- _Stored entries_:
══════

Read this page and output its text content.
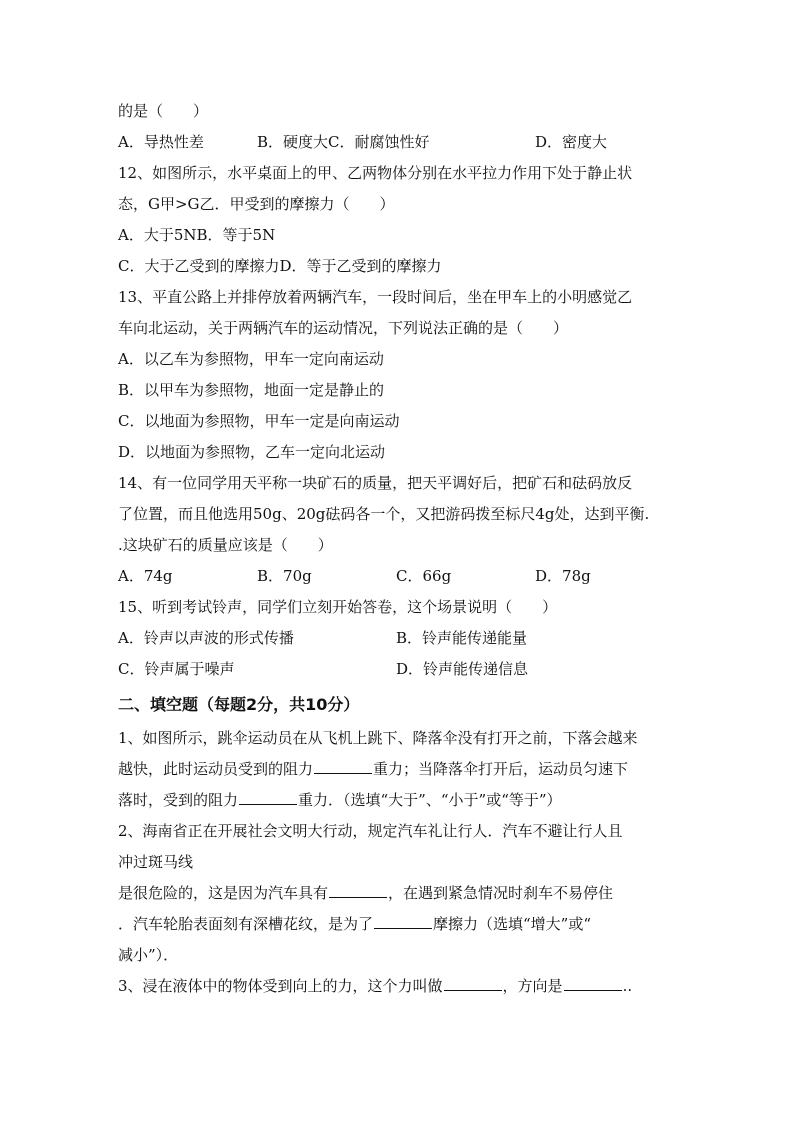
的是（　　）
A．导热性差	B．硬度大C．耐腐蚀性好	D．密度大
12、如图所示，水平桌面上的甲、乙两物体分别在水平拉力作用下处于静止状
态，G甲>G乙．甲受到的摩擦力（　　）
A．大于5NB．等于5N
C．大于乙受到的摩擦力D．等于乙受到的摩擦力
13、平直公路上并排停放着两辆汽车，一段时间后，坐在甲车上的小明感觉乙
车向北运动，关于两辆汽车的运动情况，下列说法正确的是（　　）
A．以乙车为参照物，甲车一定向南运动
B．以甲车为参照物，地面一定是静止的
C．以地面为参照物，甲车一定是向南运动
D．以地面为参照物，乙车一定向北运动
14、有一位同学用天平称一块矿石的质量，把天平调好后，把矿石和砝码放反
了位置，而且他选用50g、20g砝码各一个，又把游码拨至标尺4g处，达到平衡.
.这块矿石的质量应该是（　　）
A．74g	B．70g	C．66g	D．78g
15、听到考试铃声，同学们立刻开始答卷，这个场景说明（　　）
A．铃声以声波的形式传播	B．铃声能传递能量
C．铃声属于噪声	D．铃声能传递信息
二、填空题（每题2分，共10分）
1、如图所示，跳伞运动员在从飞机上跳下、降落伞没有打开之前，下落会越来
越快，此时运动员受到的阻力	重力；当降落伞打开后，运动员匀速下
落时，受到的阻力	重力．（选填“大于”、“小于”或“等于”）
2、海南省正在开展社会文明大行动，规定汽车礼让行人．汽车不避让行人且
冲过斑马线
是很危险的，这是因为汽车具有	，在遇到紧急情况时刹车不易停住
．汽车轮胎表面刻有深槽花纹，是为了	摩擦力（选填“增大”或“
减小”）．
3、浸在液体中的物体受到向上的力，这个力叫做	，方向是	..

══════

- _What the task requires_:
Retype the records exactly. Any image in them should not appear in what you write.

- _Problem solution_:
Read this page and output its text content.
的是（　　）
A．导热性差	B．硬度大C．耐腐蚀性好	D．密度大
12、如图所示，水平桌面上的甲、乙两物体分别在水平拉力作用下处于静止状
态，G甲>G乙．甲受到的摩擦力（　　）
A．大于5NB．等于5N
C．大于乙受到的摩擦力D．等于乙受到的摩擦力
13、平直公路上并排停放着两辆汽车，一段时间后，坐在甲车上的小明感觉乙
车向北运动，关于两辆汽车的运动情况，下列说法正确的是（　　）
A．以乙车为参照物，甲车一定向南运动
B．以甲车为参照物，地面一定是静止的
C．以地面为参照物，甲车一定是向南运动
D．以地面为参照物，乙车一定向北运动
14、有一位同学用天平称一块矿石的质量，把天平调好后，把矿石和砝码放反
了位置，而且他选用50g、20g砝码各一个，又把游码拨至标尺4g处，达到平衡.
.这块矿石的质量应该是（　　）
A．74g	B．70g	C．66g	D．78g
15、听到考试铃声，同学们立刻开始答卷，这个场景说明（　　）
A．铃声以声波的形式传播	B．铃声能传递能量
C．铃声属于噪声	D．铃声能传递信息
二、填空题（每题2分，共10分）
1、如图所示，跳伞运动员在从飞机上跳下、降落伞没有打开之前，下落会越来
越快，此时运动员受到的阻力	重力；当降落伞打开后，运动员匀速下
落时，受到的阻力	重力．（选填“大于”、“小于”或“等于”）
2、海南省正在开展社会文明大行动，规定汽车礼让行人．汽车不避让行人且
冲过斑马线
是很危险的，这是因为汽车具有	，在遇到紧急情况时刹车不易停住
．汽车轮胎表面刻有深槽花纹，是为了	摩擦力（选填“增大”或“
减小”）．
3、浸在液体中的物体受到向上的力，这个力叫做	，方向是	..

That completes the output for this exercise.